» WRITTEN PROBLEM
Please work out how many lines in the material contain "objectif" and give only that figure.

Dataset entries
------------------------------------------------

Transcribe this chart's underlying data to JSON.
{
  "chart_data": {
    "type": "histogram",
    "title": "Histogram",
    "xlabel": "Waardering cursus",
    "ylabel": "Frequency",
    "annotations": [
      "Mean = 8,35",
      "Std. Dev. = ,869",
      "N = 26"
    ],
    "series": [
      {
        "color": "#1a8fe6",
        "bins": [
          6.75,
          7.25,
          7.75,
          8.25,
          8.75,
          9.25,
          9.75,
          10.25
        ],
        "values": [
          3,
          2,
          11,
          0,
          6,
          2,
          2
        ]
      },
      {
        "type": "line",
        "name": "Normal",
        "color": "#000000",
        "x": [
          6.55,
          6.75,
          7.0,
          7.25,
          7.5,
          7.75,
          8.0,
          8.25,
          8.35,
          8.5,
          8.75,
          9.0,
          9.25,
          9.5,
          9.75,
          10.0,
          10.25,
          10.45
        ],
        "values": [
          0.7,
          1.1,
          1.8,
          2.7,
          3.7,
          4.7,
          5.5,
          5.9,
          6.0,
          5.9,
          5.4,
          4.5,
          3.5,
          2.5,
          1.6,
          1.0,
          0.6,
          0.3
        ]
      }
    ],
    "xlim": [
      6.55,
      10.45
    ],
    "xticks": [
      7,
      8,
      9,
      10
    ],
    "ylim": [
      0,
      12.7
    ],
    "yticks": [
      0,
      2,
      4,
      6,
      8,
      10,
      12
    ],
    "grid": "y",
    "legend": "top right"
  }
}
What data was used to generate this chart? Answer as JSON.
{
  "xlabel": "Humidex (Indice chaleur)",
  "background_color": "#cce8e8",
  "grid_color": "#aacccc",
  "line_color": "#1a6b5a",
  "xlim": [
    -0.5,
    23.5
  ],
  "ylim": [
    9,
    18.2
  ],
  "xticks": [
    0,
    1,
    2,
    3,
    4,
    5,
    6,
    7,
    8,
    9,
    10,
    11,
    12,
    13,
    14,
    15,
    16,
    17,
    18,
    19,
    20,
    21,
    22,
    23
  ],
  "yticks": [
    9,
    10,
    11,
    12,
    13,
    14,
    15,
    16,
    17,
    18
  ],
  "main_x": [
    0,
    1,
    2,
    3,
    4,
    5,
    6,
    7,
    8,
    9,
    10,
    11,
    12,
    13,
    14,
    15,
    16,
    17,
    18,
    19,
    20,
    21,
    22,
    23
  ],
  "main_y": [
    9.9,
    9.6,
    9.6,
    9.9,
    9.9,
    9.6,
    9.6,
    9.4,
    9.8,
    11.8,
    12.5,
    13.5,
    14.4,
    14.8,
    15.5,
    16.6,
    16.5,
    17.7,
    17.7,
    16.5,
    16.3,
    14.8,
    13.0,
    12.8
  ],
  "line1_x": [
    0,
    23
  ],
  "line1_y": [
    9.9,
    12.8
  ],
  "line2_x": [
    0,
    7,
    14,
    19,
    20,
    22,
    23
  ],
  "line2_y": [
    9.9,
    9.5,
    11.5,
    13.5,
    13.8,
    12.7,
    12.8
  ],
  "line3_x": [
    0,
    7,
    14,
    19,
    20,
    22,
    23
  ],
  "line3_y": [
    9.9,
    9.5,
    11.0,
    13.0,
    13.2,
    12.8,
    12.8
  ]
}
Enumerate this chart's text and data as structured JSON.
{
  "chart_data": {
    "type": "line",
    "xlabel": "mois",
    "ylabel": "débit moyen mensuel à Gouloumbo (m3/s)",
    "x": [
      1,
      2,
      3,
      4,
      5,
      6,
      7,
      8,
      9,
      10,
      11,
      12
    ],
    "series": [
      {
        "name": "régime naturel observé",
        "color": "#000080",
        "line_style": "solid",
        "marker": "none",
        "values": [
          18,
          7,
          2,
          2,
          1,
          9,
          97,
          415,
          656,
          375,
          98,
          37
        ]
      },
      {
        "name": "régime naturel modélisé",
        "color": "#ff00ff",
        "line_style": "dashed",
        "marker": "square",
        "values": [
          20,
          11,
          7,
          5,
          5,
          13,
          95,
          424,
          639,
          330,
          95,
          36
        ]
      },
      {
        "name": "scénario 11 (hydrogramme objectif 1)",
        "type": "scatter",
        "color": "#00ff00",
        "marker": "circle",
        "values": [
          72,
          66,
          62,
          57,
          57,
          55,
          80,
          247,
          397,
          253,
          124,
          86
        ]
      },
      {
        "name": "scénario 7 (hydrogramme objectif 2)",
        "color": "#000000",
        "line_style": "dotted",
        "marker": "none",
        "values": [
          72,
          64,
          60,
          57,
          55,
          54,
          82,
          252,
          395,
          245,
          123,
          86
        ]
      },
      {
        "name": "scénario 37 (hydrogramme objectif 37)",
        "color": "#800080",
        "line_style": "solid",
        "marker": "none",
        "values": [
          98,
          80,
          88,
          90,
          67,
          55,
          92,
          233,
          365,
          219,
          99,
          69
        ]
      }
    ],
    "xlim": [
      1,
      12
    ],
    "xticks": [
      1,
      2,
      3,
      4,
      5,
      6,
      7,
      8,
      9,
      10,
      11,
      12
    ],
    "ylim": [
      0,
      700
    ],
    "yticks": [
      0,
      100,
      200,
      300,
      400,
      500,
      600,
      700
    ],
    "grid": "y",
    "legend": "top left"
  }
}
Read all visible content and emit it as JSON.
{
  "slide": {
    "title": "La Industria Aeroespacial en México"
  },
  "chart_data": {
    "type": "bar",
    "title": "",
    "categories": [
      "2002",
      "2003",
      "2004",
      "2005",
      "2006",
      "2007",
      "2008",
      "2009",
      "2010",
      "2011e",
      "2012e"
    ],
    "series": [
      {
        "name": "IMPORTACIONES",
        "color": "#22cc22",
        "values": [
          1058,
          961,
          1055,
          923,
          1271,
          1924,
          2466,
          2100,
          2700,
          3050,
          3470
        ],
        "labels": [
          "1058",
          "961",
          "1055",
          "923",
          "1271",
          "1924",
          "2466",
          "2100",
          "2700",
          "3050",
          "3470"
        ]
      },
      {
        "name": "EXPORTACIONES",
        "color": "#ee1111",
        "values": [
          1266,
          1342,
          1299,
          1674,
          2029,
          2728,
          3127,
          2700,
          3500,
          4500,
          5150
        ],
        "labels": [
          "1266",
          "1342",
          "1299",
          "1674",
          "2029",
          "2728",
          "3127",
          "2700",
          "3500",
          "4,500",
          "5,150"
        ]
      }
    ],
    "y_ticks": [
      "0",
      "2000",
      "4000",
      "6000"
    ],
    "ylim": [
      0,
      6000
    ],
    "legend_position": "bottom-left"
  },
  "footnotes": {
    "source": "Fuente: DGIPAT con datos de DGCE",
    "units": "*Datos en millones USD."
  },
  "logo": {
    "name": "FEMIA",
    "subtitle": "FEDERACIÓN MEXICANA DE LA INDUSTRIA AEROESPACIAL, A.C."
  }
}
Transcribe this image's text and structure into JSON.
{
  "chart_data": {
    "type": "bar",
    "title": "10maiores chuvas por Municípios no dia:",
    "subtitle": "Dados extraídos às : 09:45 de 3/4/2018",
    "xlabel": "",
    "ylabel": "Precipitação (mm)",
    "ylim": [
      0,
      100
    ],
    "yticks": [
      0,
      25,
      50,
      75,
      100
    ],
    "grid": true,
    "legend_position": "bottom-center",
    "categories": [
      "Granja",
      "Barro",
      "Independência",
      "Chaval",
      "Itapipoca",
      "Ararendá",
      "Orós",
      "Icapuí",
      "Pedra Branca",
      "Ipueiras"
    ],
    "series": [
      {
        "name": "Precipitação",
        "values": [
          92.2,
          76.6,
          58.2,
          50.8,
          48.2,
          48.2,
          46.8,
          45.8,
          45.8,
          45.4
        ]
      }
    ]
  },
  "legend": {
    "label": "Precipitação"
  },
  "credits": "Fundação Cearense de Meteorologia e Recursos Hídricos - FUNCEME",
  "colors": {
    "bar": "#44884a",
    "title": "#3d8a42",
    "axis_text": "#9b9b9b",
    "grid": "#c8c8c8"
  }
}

------------------------------------------------

» ANSWER TO THIS EXERCISE
3